INSTRUCTIONS FOR THE TASK> Copy each line of the data below with the word "помнить".

==================================================

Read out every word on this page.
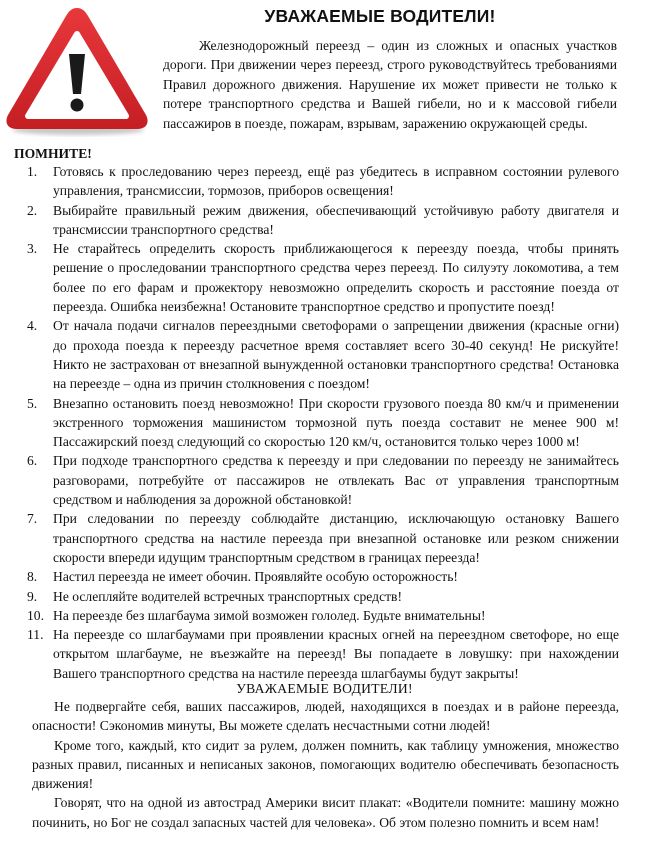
УВАЖАЕМЫЕ ВОДИТЕЛИ!

Железнодорожный переезд – один из сложных и опасных участков дороги. При движении через переезд, строго руководствуйтесь требованиями Правил дорожного движения. Нарушение их может привести не только к потере транспортного средства и Вашей гибели, но и к массовой гибели пассажиров в поезде, пожарам, взрывам, заражению окружающей среды.

ПОМНИТЕ!
1. Готовясь к проследованию через переезд, ещё раз убедитесь в исправном состоянии рулевого управления, трансмиссии, тормозов, приборов освещения!
2. Выбирайте правильный режим движения, обеспечивающий устойчивую работу двигателя и трансмиссии транспортного средства!
3. Не старайтесь определить скорость приближающегося к переезду поезда, чтобы принять решение о проследовании транспортного средства через переезд. По силуэту локомотива, а тем более по его фарам и прожектору невозможно определить скорость и расстояние поезда от переезда. Ошибка неизбежна! Остановите транспортное средство и пропустите поезд!
4. От начала подачи сигналов переездными светофорами о запрещении движения (красные огни) до прохода поезда к переезду расчетное время составляет всего 30-40 секунд! Не рискуйте! Никто не застрахован от внезапной вынужденной остановки транспортного средства! Остановка на переезде – одна из причин столкновения с поездом!
5. Внезапно остановить поезд невозможно! При скорости грузового поезда 80 км/ч и применении экстренного торможения машинистом тормозной путь поезда составит не менее 900 м! Пассажирский поезд следующий со скоростью 120 км/ч, остановится только через 1000 м!
6. При подходе транспортного средства к переезду и при следовании по переезду не занимайтесь разговорами, потребуйте от пассажиров не отвлекать Вас от управления транспортным средством и наблюдения за дорожной обстановкой!
7. При следовании по переезду соблюдайте дистанцию, исключающую остановку Вашего транспортного средства на настиле переезда при внезапной остановке или резком снижении скорости впереди идущим транспортным средством в границах переезда!
8. Настил переезда не имеет обочин. Проявляйте особую осторожность!
9. Не ослепляйте водителей встречных транспортных средств!
10. На переезде без шлагбаума зимой возможен гололед. Будьте внимательны!
11. На переезде со шлагбаумами при проявлении красных огней на переездном светофоре, но еще открытом шлагбауме, не въезжайте на переезд! Вы попадаете в ловушку: при нахождении Вашего транспортного средства на настиле переезда шлагбаумы будут закрыты!
УВАЖАЕМЫЕ ВОДИТЕЛИ!

Не подвергайте себя, ваших пассажиров, людей, находящихся в поездах и в районе переезда, опасности! Сэкономив минуты, Вы можете сделать несчастными сотни людей!

Кроме того, каждый, кто сидит за рулем, должен помнить, как таблицу умножения, множество разных правил, писанных и неписаных законов, помогающих водителю обеспечивать безопасность движения!

Говорят, что на одной из автострад Америки висит плакат: «Водители помните: машину можно починить, но Бог не создал запасных частей для человека». Об этом полезно помнить и всем нам!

==================================================

ANSWER BELOW>
Кроме того, каждый, кто сидит за рулем, должен помнить, как таблицу умножения, множество разных правил, писанных и неписаных законов, помогающих водителю обеспечивать безопасность движения!
Говорят, что на одной из автострад Америки висит плакат: «Водители помните: машину можно починить, но Бог не создал запасных частей для человека». Об этом полезно помнить и всем нам!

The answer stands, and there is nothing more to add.